**Requirements:** Leave out the pictures and transcribe the rest of the records exactly.

== == ==

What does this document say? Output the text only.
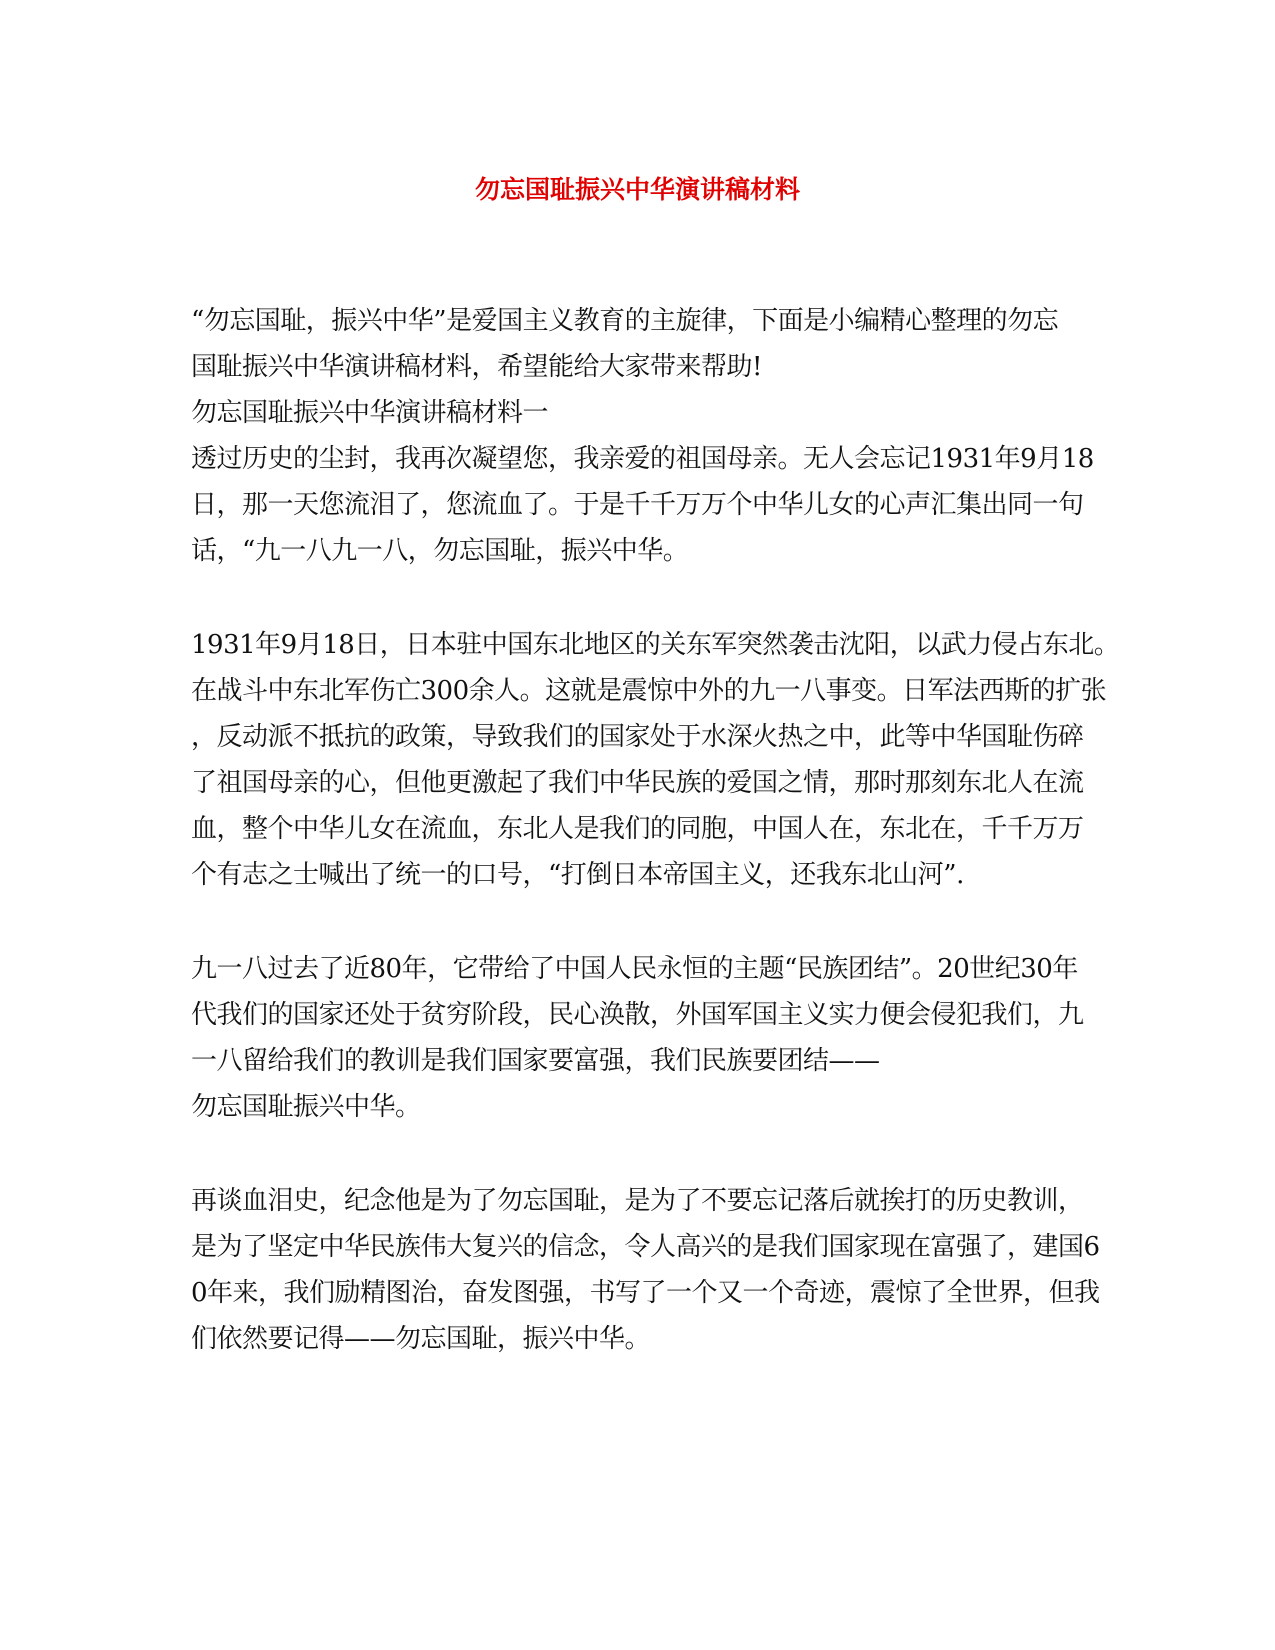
勿忘国耻振兴中华演讲稿材料
“勿忘国耻，振兴中华”是爱国主义教育的主旋律，下面是小编精心整理的勿忘
国耻振兴中华演讲稿材料，希望能给大家带来帮助!
勿忘国耻振兴中华演讲稿材料一
透过历史的尘封，我再次凝望您，我亲爱的祖国母亲。无人会忘记1931年9月18
日，那一天您流泪了，您流血了。于是千千万万个中华儿女的心声汇集出同一句
话，“九一八九一八，勿忘国耻，振兴中华。
1931年9月18日，日本驻中国东北地区的关东军突然袭击沈阳，以武力侵占东北。
在战斗中东北军伤亡300余人。这就是震惊中外的九一八事变。日军法西斯的扩张
，反动派不抵抗的政策，导致我们的国家处于水深火热之中，此等中华国耻伤碎
了祖国母亲的心，但他更激起了我们中华民族的爱国之情，那时那刻东北人在流
血，整个中华儿女在流血，东北人是我们的同胞，中国人在，东北在，千千万万
个有志之士喊出了统一的口号，“打倒日本帝国主义，还我东北山河”.
九一八过去了近80年，它带给了中国人民永恒的主题“民族团结”。20世纪30年
代我们的国家还处于贫穷阶段，民心涣散，外国军国主义实力便会侵犯我们，九
一八留给我们的教训是我们国家要富强，我们民族要团结——
勿忘国耻振兴中华。
再谈血泪史，纪念他是为了勿忘国耻，是为了不要忘记落后就挨打的历史教训，
是为了坚定中华民族伟大复兴的信念，令人高兴的是我们国家现在富强了，建国6
0年来，我们励精图治，奋发图强，书写了一个又一个奇迹，震惊了全世界，但我
们依然要记得——勿忘国耻，振兴中华。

== == ==

**Complete response:**
What does this document say? Output the text only.
勿忘国耻振兴中华演讲稿材料
“勿忘国耻，振兴中华”是爱国主义教育的主旋律，下面是小编精心整理的勿忘
国耻振兴中华演讲稿材料，希望能给大家带来帮助!
勿忘国耻振兴中华演讲稿材料一
透过历史的尘封，我再次凝望您，我亲爱的祖国母亲。无人会忘记1931年9月18
日，那一天您流泪了，您流血了。于是千千万万个中华儿女的心声汇集出同一句
话，“九一八九一八，勿忘国耻，振兴中华。
1931年9月18日，日本驻中国东北地区的关东军突然袭击沈阳，以武力侵占东北。
在战斗中东北军伤亡300余人。这就是震惊中外的九一八事变。日军法西斯的扩张
，反动派不抵抗的政策，导致我们的国家处于水深火热之中，此等中华国耻伤碎
了祖国母亲的心，但他更激起了我们中华民族的爱国之情，那时那刻东北人在流
血，整个中华儿女在流血，东北人是我们的同胞，中国人在，东北在，千千万万
个有志之士喊出了统一的口号，“打倒日本帝国主义，还我东北山河”.
九一八过去了近80年，它带给了中国人民永恒的主题“民族团结”。20世纪30年
代我们的国家还处于贫穷阶段，民心涣散，外国军国主义实力便会侵犯我们，九
一八留给我们的教训是我们国家要富强，我们民族要团结——
勿忘国耻振兴中华。
再谈血泪史，纪念他是为了勿忘国耻，是为了不要忘记落后就挨打的历史教训，
是为了坚定中华民族伟大复兴的信念，令人高兴的是我们国家现在富强了，建国6
0年来，我们励精图治，奋发图强，书写了一个又一个奇迹，震惊了全世界，但我
们依然要记得——勿忘国耻，振兴中华。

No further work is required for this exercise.